Start SUPPLIED MATERIAL

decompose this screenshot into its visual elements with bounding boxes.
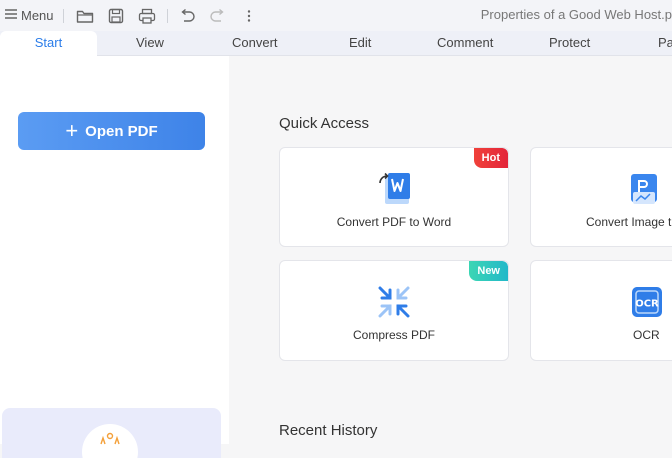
tab-protect[interactable]: Protect xyxy=(549,31,590,55)
save-icon[interactable] xyxy=(105,5,127,27)
undo-icon[interactable] xyxy=(176,5,198,27)
menu-label: Menu xyxy=(21,8,54,23)
tab-comment[interactable]: Comment xyxy=(437,31,493,55)
promo-icon xyxy=(82,424,138,458)
tab-edit[interactable]: Edit xyxy=(349,31,371,55)
ribbon-tabs: Start View Convert Edit Comment Protect … xyxy=(0,31,672,56)
ocr-icon: OCR xyxy=(629,284,665,320)
redo-icon[interactable] xyxy=(207,5,229,27)
new-badge: New xyxy=(469,261,508,281)
tab-page[interactable]: Pa xyxy=(658,31,672,55)
tab-start[interactable]: Start xyxy=(0,31,97,56)
card-convert-image[interactable]: Convert Image t xyxy=(530,147,672,247)
toolbar-divider xyxy=(62,8,64,23)
card-label: Convert Image t xyxy=(586,215,672,229)
compress-icon xyxy=(376,284,412,320)
card-label: Compress PDF xyxy=(352,328,435,342)
image-to-pdf-icon xyxy=(627,170,663,206)
document-title: Properties of a Good Web Host.p xyxy=(480,7,672,22)
more-icon[interactable] xyxy=(238,5,260,27)
pdf-to-word-icon xyxy=(376,170,412,206)
card-compress-pdf[interactable]: Compress PDF New xyxy=(279,260,509,361)
promo-banner[interactable] xyxy=(2,408,221,458)
toolbar-divider xyxy=(166,8,168,23)
menu-icon xyxy=(4,8,18,23)
card-ocr[interactable]: OCR OCR xyxy=(530,260,672,361)
menu-button[interactable]: Menu xyxy=(4,8,54,23)
open-pdf-label: Open PDF xyxy=(85,122,158,140)
top-toolbar: Menu Properties of a Good Web Host.p xyxy=(0,0,672,31)
recent-history-title: Recent History xyxy=(279,422,378,439)
plus-icon: + xyxy=(65,118,79,143)
folder-icon[interactable] xyxy=(74,5,96,27)
svg-text:OCR: OCR xyxy=(635,299,659,310)
left-sidebar: + Open PDF xyxy=(0,56,229,458)
card-label: OCR xyxy=(633,328,660,342)
hot-badge: Hot xyxy=(473,148,508,168)
open-pdf-button[interactable]: + Open PDF xyxy=(18,112,205,150)
print-icon[interactable] xyxy=(136,5,158,27)
card-convert-pdf-to-word[interactable]: Convert PDF to Word Hot xyxy=(279,147,509,247)
card-label: Convert PDF to Word xyxy=(336,215,452,229)
tab-convert[interactable]: Convert xyxy=(232,31,278,55)
tab-view[interactable]: View xyxy=(136,31,164,55)
quick-access-title: Quick Access xyxy=(279,115,370,132)
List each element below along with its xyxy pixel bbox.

End SUPPLIED MATERIAL

THE PROBLEM: Lay out as a JSON list of strings, one per line with blank lines left out, the lines from the one containing "tab-protect[interactable]: Protect xyxy=(549,31,590,55)" through the one containing "redo-icon[interactable] xyxy=(207,5,229,27)", both included.

RESPONSE TO THIS EXERCISE:
[
  "tab-protect[interactable]: Protect xyxy=(549,31,590,55)",
  "save-icon[interactable] xyxy=(105,5,127,27)",
  "undo-icon[interactable] xyxy=(176,5,198,27)",
  "menu-label: Menu xyxy=(21,8,54,23)",
  "tab-comment[interactable]: Comment xyxy=(437,31,493,55)",
  "promo-icon xyxy=(82,424,138,458)",
  "tab-edit[interactable]: Edit xyxy=(349,31,371,55)",
  "ribbon-tabs: Start View Convert Edit Comment Protect … xyxy=(0,31,672,56)",
  "ocr-icon: OCR xyxy=(629,284,665,320)",
  "redo-icon[interactable] xyxy=(207,5,229,27)"
]